'''

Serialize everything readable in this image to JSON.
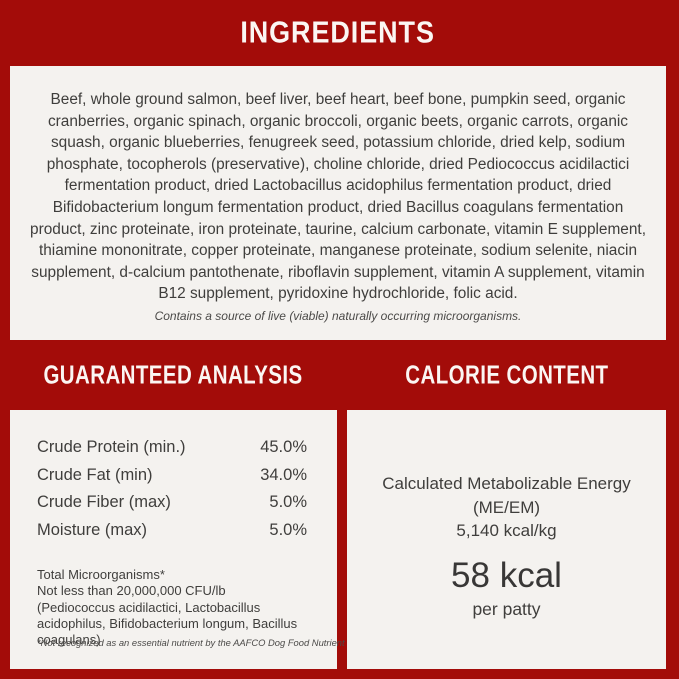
{
  "colors": {
    "background_red": "#a30c09",
    "panel_offwhite": "#f4f2ef",
    "heading_text": "#fbf6f3",
    "body_text": "#3f3e3c"
  },
  "ingredients": {
    "title": "INGREDIENTS",
    "text": "Beef, whole ground salmon, beef liver, beef heart, beef bone, pumpkin seed, organic cranberries, organic spinach, organic broccoli, organic beets, organic carrots, organic squash, organic blueberries, fenugreek seed, potassium chloride, dried kelp, sodium phosphate, tocopherols (preservative), choline chloride, dried Pediococcus acidilactici fermentation product, dried Lactobacillus acidophilus fermentation product, dried Bifidobacterium longum fermentation product, dried Bacillus coagulans fermentation product, zinc proteinate, iron proteinate, taurine, calcium carbonate, vitamin E supplement, thiamine mononitrate, copper proteinate, manganese proteinate, sodium selenite, niacin supplement, d-calcium pantothenate, riboflavin supplement, vitamin A supplement, vitamin B12 supplement, pyridoxine hydrochloride, folic acid.",
    "note": "Contains a source of live (viable) naturally occurring microorganisms."
  },
  "guaranteed_analysis": {
    "title": "GUARANTEED ANALYSIS",
    "rows": [
      {
        "label": "Crude Protein (min.)",
        "value": "45.0%"
      },
      {
        "label": "Crude Fat (min)",
        "value": "34.0%"
      },
      {
        "label": "Crude Fiber (max)",
        "value": "5.0%"
      },
      {
        "label": "Moisture (max)",
        "value": "5.0%"
      }
    ],
    "microorganisms_title": "Total Microorganisms*",
    "microorganisms_detail": "Not less than 20,000,000 CFU/lb (Pediococcus acidilactici, Lactobacillus acidophilus, Bifidobacterium longum, Bacillus coagulans)",
    "footnote": "*Not recognized as an essential nutrient by the AAFCO Dog Food Nutrient Profiles."
  },
  "calorie_content": {
    "title": "CALORIE CONTENT",
    "energy_label": "Calculated Metabolizable Energy (ME/EM)",
    "kcal_per_kg": "5,140 kcal/kg",
    "per_patty_value": "58 kcal",
    "per_patty_unit": "per patty"
  }
}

'''

Task statement =
Write the listing above out again exactly, but not the images it holds.

Written reply =
Serialize everything readable in this image to JSON.
{
  "colors": {
    "background_red": "#a30c09",
    "panel_offwhite": "#f4f2ef",
    "heading_text": "#fbf6f3",
    "body_text": "#3f3e3c"
  },
  "ingredients": {
    "title": "INGREDIENTS",
    "text": "Beef, whole ground salmon, beef liver, beef heart, beef bone, pumpkin seed, organic cranberries, organic spinach, organic broccoli, organic beets, organic carrots, organic squash, organic blueberries, fenugreek seed, potassium chloride, dried kelp, sodium phosphate, tocopherols (preservative), choline chloride, dried Pediococcus acidilactici fermentation product, dried Lactobacillus acidophilus fermentation product, dried Bifidobacterium longum fermentation product, dried Bacillus coagulans fermentation product, zinc proteinate, iron proteinate, taurine, calcium carbonate, vitamin E supplement, thiamine mononitrate, copper proteinate, manganese proteinate, sodium selenite, niacin supplement, d-calcium pantothenate, riboflavin supplement, vitamin A supplement, vitamin B12 supplement, pyridoxine hydrochloride, folic acid.",
    "note": "Contains a source of live (viable) naturally occurring microorganisms."
  },
  "guaranteed_analysis": {
    "title": "GUARANTEED ANALYSIS",
    "rows": [
      {
        "label": "Crude Protein (min.)",
        "value": "45.0%"
      },
      {
        "label": "Crude Fat (min)",
        "value": "34.0%"
      },
      {
        "label": "Crude Fiber (max)",
        "value": "5.0%"
      },
      {
        "label": "Moisture (max)",
        "value": "5.0%"
      }
    ],
    "microorganisms_title": "Total Microorganisms*",
    "microorganisms_detail": "Not less than 20,000,000 CFU/lb (Pediococcus acidilactici, Lactobacillus acidophilus, Bifidobacterium longum, Bacillus coagulans)",
    "footnote": "*Not recognized as an essential nutrient by the AAFCO Dog Food Nutrient Profiles."
  },
  "calorie_content": {
    "title": "CALORIE CONTENT",
    "energy_label": "Calculated Metabolizable Energy (ME/EM)",
    "kcal_per_kg": "5,140 kcal/kg",
    "per_patty_value": "58 kcal",
    "per_patty_unit": "per patty"
  }
}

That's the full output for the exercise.